Stored data entries
============

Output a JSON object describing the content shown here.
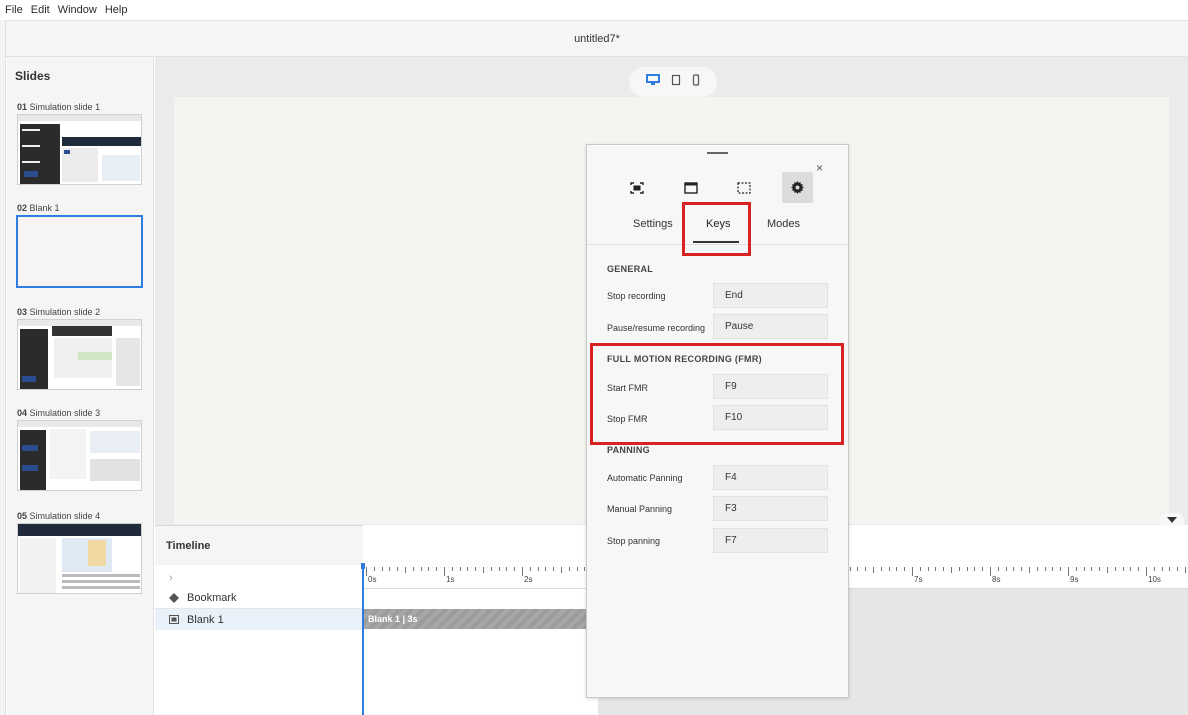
{
  "menu": [
    "File",
    "Edit",
    "Window",
    "Help"
  ],
  "document_title": "untitled7*",
  "slides_panel": {
    "title": "Slides",
    "items": [
      {
        "num": "01",
        "label": "Simulation slide 1"
      },
      {
        "num": "02",
        "label": "Blank 1"
      },
      {
        "num": "03",
        "label": "Simulation slide 2"
      },
      {
        "num": "04",
        "label": "Simulation slide 3"
      },
      {
        "num": "05",
        "label": "Simulation slide 4"
      }
    ]
  },
  "device_toggle": {
    "icons": [
      "desktop-icon",
      "tablet-icon",
      "phone-icon"
    ],
    "selected": "desktop-icon"
  },
  "timeline": {
    "title": "Timeline",
    "expand": "›",
    "rows": [
      {
        "icon": "bookmark-diamond-icon",
        "label": "Bookmark"
      },
      {
        "icon": "slide-icon",
        "label": "Blank 1"
      }
    ],
    "ticks": [
      "0s",
      "1s",
      "2s",
      "7s",
      "8s",
      "9s",
      "10s"
    ],
    "clip_label": "Blank 1 | 3s"
  },
  "recording_panel": {
    "close": "×",
    "mode_icons": [
      "full-screen-capture-icon",
      "application-window-icon",
      "custom-area-icon",
      "gear-icon"
    ],
    "tabs": [
      {
        "label": "Settings",
        "active": false
      },
      {
        "label": "Keys",
        "active": true
      },
      {
        "label": "Modes",
        "active": false
      }
    ],
    "sections": [
      {
        "heading": "GENERAL",
        "rows": [
          {
            "label": "Stop recording",
            "key": "End"
          },
          {
            "label": "Pause/resume recording",
            "key": "Pause"
          }
        ]
      },
      {
        "heading": "FULL MOTION RECORDING (FMR)",
        "rows": [
          {
            "label": "Start FMR",
            "key": "F9"
          },
          {
            "label": "Stop FMR",
            "key": "F10"
          }
        ]
      },
      {
        "heading": "PANNING",
        "rows": [
          {
            "label": "Automatic Panning",
            "key": "F4"
          },
          {
            "label": "Manual Panning",
            "key": "F3"
          },
          {
            "label": "Stop panning",
            "key": "F7"
          }
        ]
      }
    ]
  },
  "colors": {
    "accent": "#2f7de1",
    "highlight": "#d92323"
  }
}
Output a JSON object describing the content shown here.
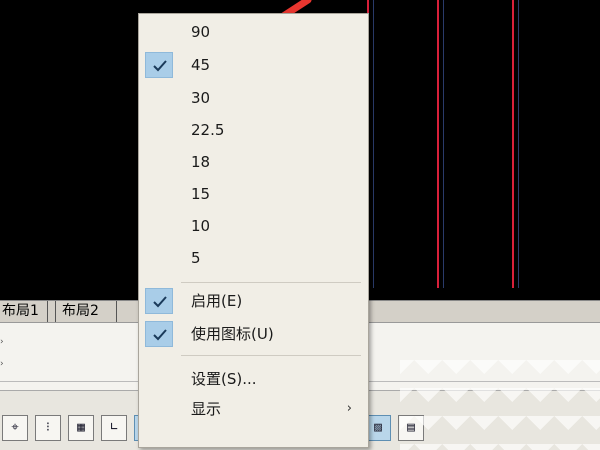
{
  "layout_tabs": [
    "布局1",
    "布局2"
  ],
  "angle_menu": {
    "angles": [
      {
        "label": "90",
        "checked": false
      },
      {
        "label": "45",
        "checked": true
      },
      {
        "label": "30",
        "checked": false
      },
      {
        "label": "22.5",
        "checked": false
      },
      {
        "label": "18",
        "checked": false
      },
      {
        "label": "15",
        "checked": false
      },
      {
        "label": "10",
        "checked": false
      },
      {
        "label": "5",
        "checked": false
      }
    ],
    "options": [
      {
        "label": "启用(E)",
        "checked": true
      },
      {
        "label": "使用图标(U)",
        "checked": true
      }
    ],
    "settings_label": "设置(S)...",
    "display_label": "显示",
    "display_arrow": "›"
  },
  "status_bar": {
    "buttons": [
      {
        "icon": "snap-icon",
        "glyph": "⌖",
        "on": false
      },
      {
        "icon": "grid-dots-icon",
        "glyph": "⁝",
        "on": false
      },
      {
        "icon": "grid-icon",
        "glyph": "▦",
        "on": false
      },
      {
        "icon": "ortho-icon",
        "glyph": "∟",
        "on": false
      },
      {
        "icon": "polar-icon",
        "glyph": "◔",
        "on": true
      },
      {
        "icon": "osnap-icon",
        "glyph": "□",
        "on": false
      },
      {
        "icon": "3d-osnap-icon",
        "glyph": "⧉",
        "on": false
      },
      {
        "icon": "otrack-icon",
        "glyph": "∠",
        "on": false
      },
      {
        "icon": "ducs-icon",
        "glyph": "⊿",
        "on": false
      },
      {
        "icon": "dyn-icon",
        "glyph": "⊹",
        "on": false
      },
      {
        "icon": "lineweight-icon",
        "glyph": "┿",
        "on": false
      },
      {
        "icon": "transparency-icon",
        "glyph": "▨",
        "on": true
      },
      {
        "icon": "quick-properties-icon",
        "glyph": "▤",
        "on": false
      }
    ]
  },
  "colors": {
    "line_color": "#d8203a",
    "menu_bg": "#f1eee6",
    "check_bg": "#a9cde8",
    "arrow_color": "#e8362f"
  }
}
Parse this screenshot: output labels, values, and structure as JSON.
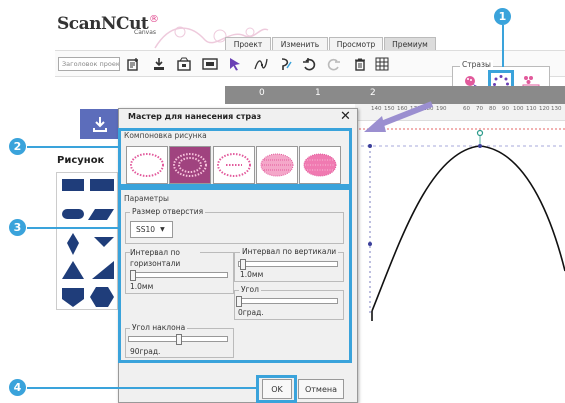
{
  "logo": {
    "brand": "ScanNCut",
    "sub": "Canvas"
  },
  "tabs": [
    "Проект",
    "Изменить",
    "Просмотр",
    "Премиум"
  ],
  "toolbar": {
    "title_placeholder": "Заголовок проек"
  },
  "rhinestones_group": {
    "legend": "Стразы"
  },
  "callouts": [
    "1",
    "2",
    "3",
    "4"
  ],
  "ruler": {
    "ticks": [
      "0",
      "1",
      "2"
    ]
  },
  "ruler2": {
    "ticks": [
      "60",
      "70",
      "80",
      "90",
      "100",
      "110",
      "120",
      "130",
      "140",
      "150",
      "160",
      "170",
      "180",
      "190"
    ]
  },
  "left_panel": {
    "shapes_label": "Рисунок"
  },
  "dialog": {
    "title": "Мастер для нанесения страз",
    "layout_group": "Компоновка рисунка",
    "params_group": "Параметры",
    "hole_size_label": "Размер отверстия",
    "hole_size_value": "SS10",
    "h_interval_label": "Интервал по горизонтали",
    "h_interval_value": "1.0мм",
    "v_interval_label": "Интервал по вертикали",
    "v_interval_value": "1.0мм",
    "angle_label": "Угол",
    "angle_value": "0град.",
    "tilt_label": "Угол наклона",
    "tilt_value": "90град.",
    "ok_label": "OK",
    "cancel_label": "Отмена"
  },
  "colors": {
    "accent": "#3aa3db",
    "selected_layout": "#a0437f",
    "rhinestone": "#e25a9c",
    "blue_button": "#5c6dbb",
    "shape_fill": "#1f3d7a",
    "arrow": "#9b8fd0"
  }
}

============

* [What the exercise asks]
Print the complete listing exactly, apart from any pictures.

* [Finished exercise]
Output a JSON object describing the content shown here.
{
  "menu": [
    "File",
    "Edit",
    "Window",
    "Help"
  ],
  "document_title": "untitled7*",
  "slides_panel": {
    "title": "Slides",
    "items": [
      {
        "num": "01",
        "label": "Simulation slide 1"
      },
      {
        "num": "02",
        "label": "Blank 1"
      },
      {
        "num": "03",
        "label": "Simulation slide 2"
      },
      {
        "num": "04",
        "label": "Simulation slide 3"
      },
      {
        "num": "05",
        "label": "Simulation slide 4"
      }
    ]
  },
  "device_toggle": {
    "icons": [
      "desktop-icon",
      "tablet-icon",
      "phone-icon"
    ],
    "selected": "desktop-icon"
  },
  "timeline": {
    "title": "Timeline",
    "expand": "›",
    "rows": [
      {
        "icon": "bookmark-diamond-icon",
        "label": "Bookmark"
      },
      {
        "icon": "slide-icon",
        "label": "Blank 1"
      }
    ],
    "ticks": [
      "0s",
      "1s",
      "2s",
      "7s",
      "8s",
      "9s",
      "10s"
    ],
    "clip_label": "Blank 1 | 3s"
  },
  "recording_panel": {
    "close": "×",
    "mode_icons": [
      "full-screen-capture-icon",
      "application-window-icon",
      "custom-area-icon",
      "gear-icon"
    ],
    "tabs": [
      {
        "label": "Settings",
        "active": false
      },
      {
        "label": "Keys",
        "active": true
      },
      {
        "label": "Modes",
        "active": false
      }
    ],
    "sections": [
      {
        "heading": "GENERAL",
        "rows": [
          {
            "label": "Stop recording",
            "key": "End"
          },
          {
            "label": "Pause/resume recording",
            "key": "Pause"
          }
        ]
      },
      {
        "heading": "FULL MOTION RECORDING (FMR)",
        "rows": [
          {
            "label": "Start FMR",
            "key": "F9"
          },
          {
            "label": "Stop FMR",
            "key": "F10"
          }
        ]
      },
      {
        "heading": "PANNING",
        "rows": [
          {
            "label": "Automatic Panning",
            "key": "F4"
          },
          {
            "label": "Manual Panning",
            "key": "F3"
          },
          {
            "label": "Stop panning",
            "key": "F7"
          }
        ]
      }
    ]
  },
  "colors": {
    "accent": "#2f7de1",
    "highlight": "#d92323"
  }
}
Output a JSON object describing the content shown here.
{
  "layout_tabs": [
    "布局1",
    "布局2"
  ],
  "angle_menu": {
    "angles": [
      {
        "label": "90",
        "checked": false
      },
      {
        "label": "45",
        "checked": true
      },
      {
        "label": "30",
        "checked": false
      },
      {
        "label": "22.5",
        "checked": false
      },
      {
        "label": "18",
        "checked": false
      },
      {
        "label": "15",
        "checked": false
      },
      {
        "label": "10",
        "checked": false
      },
      {
        "label": "5",
        "checked": false
      }
    ],
    "options": [
      {
        "label": "启用(E)",
        "checked": true
      },
      {
        "label": "使用图标(U)",
        "checked": true
      }
    ],
    "settings_label": "设置(S)...",
    "display_label": "显示",
    "display_arrow": "›"
  },
  "status_bar": {
    "buttons": [
      {
        "icon": "snap-icon",
        "glyph": "⌖",
        "on": false
      },
      {
        "icon": "grid-dots-icon",
        "glyph": "⁝",
        "on": false
      },
      {
        "icon": "grid-icon",
        "glyph": "▦",
        "on": false
      },
      {
        "icon": "ortho-icon",
        "glyph": "∟",
        "on": false
      },
      {
        "icon": "polar-icon",
        "glyph": "◔",
        "on": true
      },
      {
        "icon": "osnap-icon",
        "glyph": "□",
        "on": false
      },
      {
        "icon": "3d-osnap-icon",
        "glyph": "⧉",
        "on": false
      },
      {
        "icon": "otrack-icon",
        "glyph": "∠",
        "on": false
      },
      {
        "icon": "ducs-icon",
        "glyph": "⊿",
        "on": false
      },
      {
        "icon": "dyn-icon",
        "glyph": "⊹",
        "on": false
      },
      {
        "icon": "lineweight-icon",
        "glyph": "┿",
        "on": false
      },
      {
        "icon": "transparency-icon",
        "glyph": "▨",
        "on": true
      },
      {
        "icon": "quick-properties-icon",
        "glyph": "▤",
        "on": false
      }
    ]
  },
  "colors": {
    "line_color": "#d8203a",
    "menu_bg": "#f1eee6",
    "check_bg": "#a9cde8",
    "arrow_color": "#e8362f"
  }
}
Parse this screenshot: output labels, values, and structure as JSON.
{
  "logo": {
    "brand": "ScanNCut",
    "sub": "Canvas"
  },
  "tabs": [
    "Проект",
    "Изменить",
    "Просмотр",
    "Премиум"
  ],
  "toolbar": {
    "title_placeholder": "Заголовок проек"
  },
  "rhinestones_group": {
    "legend": "Стразы"
  },
  "callouts": [
    "1",
    "2",
    "3",
    "4"
  ],
  "ruler": {
    "ticks": [
      "0",
      "1",
      "2"
    ]
  },
  "ruler2": {
    "ticks": [
      "60",
      "70",
      "80",
      "90",
      "100",
      "110",
      "120",
      "130",
      "140",
      "150",
      "160",
      "170",
      "180",
      "190"
    ]
  },
  "left_panel": {
    "shapes_label": "Рисунок"
  },
  "dialog": {
    "title": "Мастер для нанесения страз",
    "layout_group": "Компоновка рисунка",
    "params_group": "Параметры",
    "hole_size_label": "Размер отверстия",
    "hole_size_value": "SS10",
    "h_interval_label": "Интервал по горизонтали",
    "h_interval_value": "1.0мм",
    "v_interval_label": "Интервал по вертикали",
    "v_interval_value": "1.0мм",
    "angle_label": "Угол",
    "angle_value": "0град.",
    "tilt_label": "Угол наклона",
    "tilt_value": "90град.",
    "ok_label": "OK",
    "cancel_label": "Отмена"
  },
  "colors": {
    "accent": "#3aa3db",
    "selected_layout": "#a0437f",
    "rhinestone": "#e25a9c",
    "blue_button": "#5c6dbb",
    "shape_fill": "#1f3d7a",
    "arrow": "#9b8fd0"
  }
}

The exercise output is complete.